Task prompt: What follows is a set of entries. Repeat them exactly, but not their pictures.
begin
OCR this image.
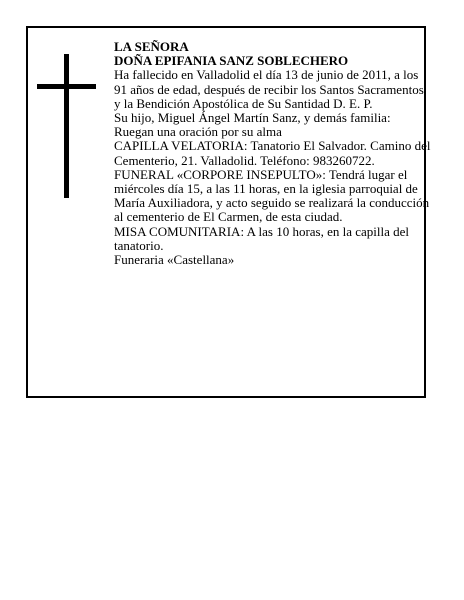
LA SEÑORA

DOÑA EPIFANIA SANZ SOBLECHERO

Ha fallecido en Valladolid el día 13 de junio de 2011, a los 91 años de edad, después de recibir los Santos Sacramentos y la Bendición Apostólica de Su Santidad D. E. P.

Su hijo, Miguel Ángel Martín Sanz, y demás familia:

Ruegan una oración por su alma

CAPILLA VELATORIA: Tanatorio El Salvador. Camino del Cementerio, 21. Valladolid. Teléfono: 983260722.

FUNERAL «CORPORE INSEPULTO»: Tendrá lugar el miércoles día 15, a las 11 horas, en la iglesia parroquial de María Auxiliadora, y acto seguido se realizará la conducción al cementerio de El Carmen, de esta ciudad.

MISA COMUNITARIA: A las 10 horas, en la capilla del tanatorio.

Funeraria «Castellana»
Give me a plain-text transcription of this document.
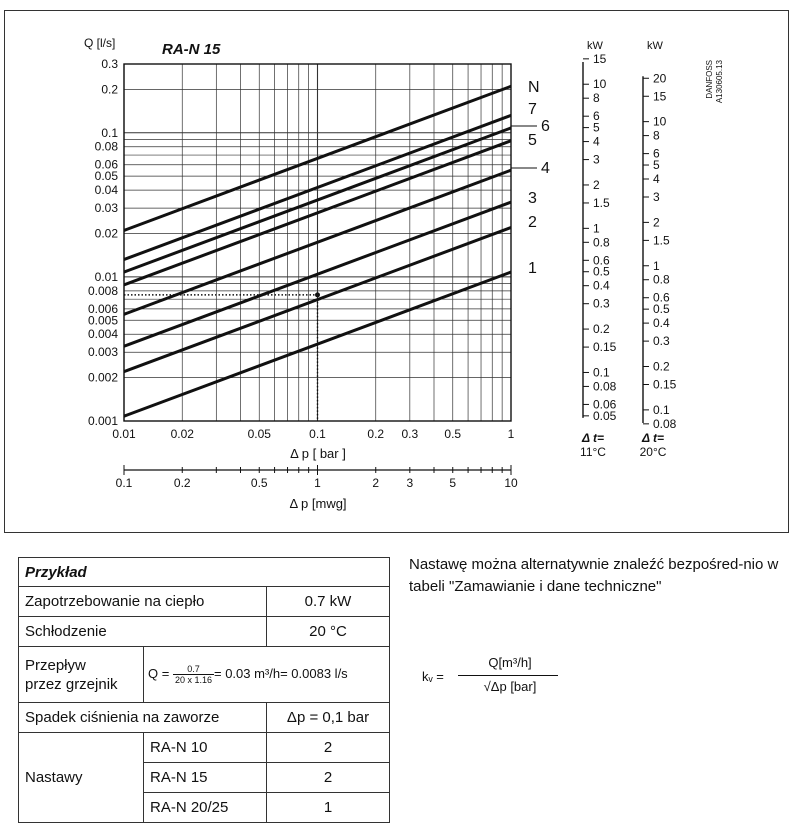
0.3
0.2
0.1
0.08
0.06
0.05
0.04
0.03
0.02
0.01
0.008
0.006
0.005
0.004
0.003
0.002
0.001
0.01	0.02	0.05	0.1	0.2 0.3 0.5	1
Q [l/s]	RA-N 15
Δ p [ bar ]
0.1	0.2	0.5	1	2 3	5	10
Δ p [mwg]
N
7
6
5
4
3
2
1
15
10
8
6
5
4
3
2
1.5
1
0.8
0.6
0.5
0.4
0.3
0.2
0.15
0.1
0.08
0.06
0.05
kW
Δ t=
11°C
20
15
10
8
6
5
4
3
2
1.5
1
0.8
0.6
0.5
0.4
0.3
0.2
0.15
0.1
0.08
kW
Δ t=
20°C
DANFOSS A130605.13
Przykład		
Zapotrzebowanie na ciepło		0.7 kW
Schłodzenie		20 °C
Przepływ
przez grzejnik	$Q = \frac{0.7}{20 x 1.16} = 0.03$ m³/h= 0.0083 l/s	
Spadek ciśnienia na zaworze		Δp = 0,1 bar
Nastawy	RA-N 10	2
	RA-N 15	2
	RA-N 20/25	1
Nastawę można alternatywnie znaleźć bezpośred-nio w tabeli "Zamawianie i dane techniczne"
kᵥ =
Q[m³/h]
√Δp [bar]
end
Correct output:
OCR this image.
LA SEÑORA

DOÑA EPIFANIA SANZ SOBLECHERO

Ha fallecido en Valladolid el día 13 de junio de 2011, a los 91 años de edad, después de recibir los Santos Sacramentos y la Bendición Apostólica de Su Santidad D. E. P.

Su hijo, Miguel Ángel Martín Sanz, y demás familia:

Ruegan una oración por su alma

CAPILLA VELATORIA: Tanatorio El Salvador. Camino del Cementerio, 21. Valladolid. Teléfono: 983260722.

FUNERAL «CORPORE INSEPULTO»: Tendrá lugar el miércoles día 15, a las 11 horas, en la iglesia parroquial de María Auxiliadora, y acto seguido se realizará la conducción al cementerio de El Carmen, de esta ciudad.

MISA COMUNITARIA: A las 10 horas, en la capilla del tanatorio.

Funeraria «Castellana»
Give me a plain-text transcription of this document.
0.3
0.2
0.1
0.08
0.06
0.05
0.04
0.03
0.02
0.01
0.008
0.006
0.005
0.004
0.003
0.002
0.001
0.01	0.02	0.05	0.1	0.2 0.3 0.5	1
Q [l/s]	RA-N 15
Δ p [ bar ]
0.1	0.2	0.5	1	2 3	5	10
Δ p [mwg]
N
7
6
5
4
3
2
1
15
10
8
6
5
4
3
2
1.5
1
0.8
0.6
0.5
0.4
0.3
0.2
0.15
0.1
0.08
0.06
0.05
kW
Δ t=
11°C
20
15
10
8
6
5
4
3
2
1.5
1
0.8
0.6
0.5
0.4
0.3
0.2
0.15
0.1
0.08
kW
Δ t=
20°C
DANFOSS A130605.13
Przykład		
Zapotrzebowanie na ciepło		0.7 kW
Schłodzenie		20 °C
Przepływ
przez grzejnik	$Q = \frac{0.7}{20 x 1.16} = 0.03$ m³/h= 0.0083 l/s	
Spadek ciśnienia na zaworze		Δp = 0,1 bar
Nastawy	RA-N 10	2
	RA-N 15	2
	RA-N 20/25	1
Nastawę można alternatywnie znaleźć bezpośred-nio w tabeli "Zamawianie i dane techniczne"
kᵥ =
Q[m³/h]
√Δp [bar]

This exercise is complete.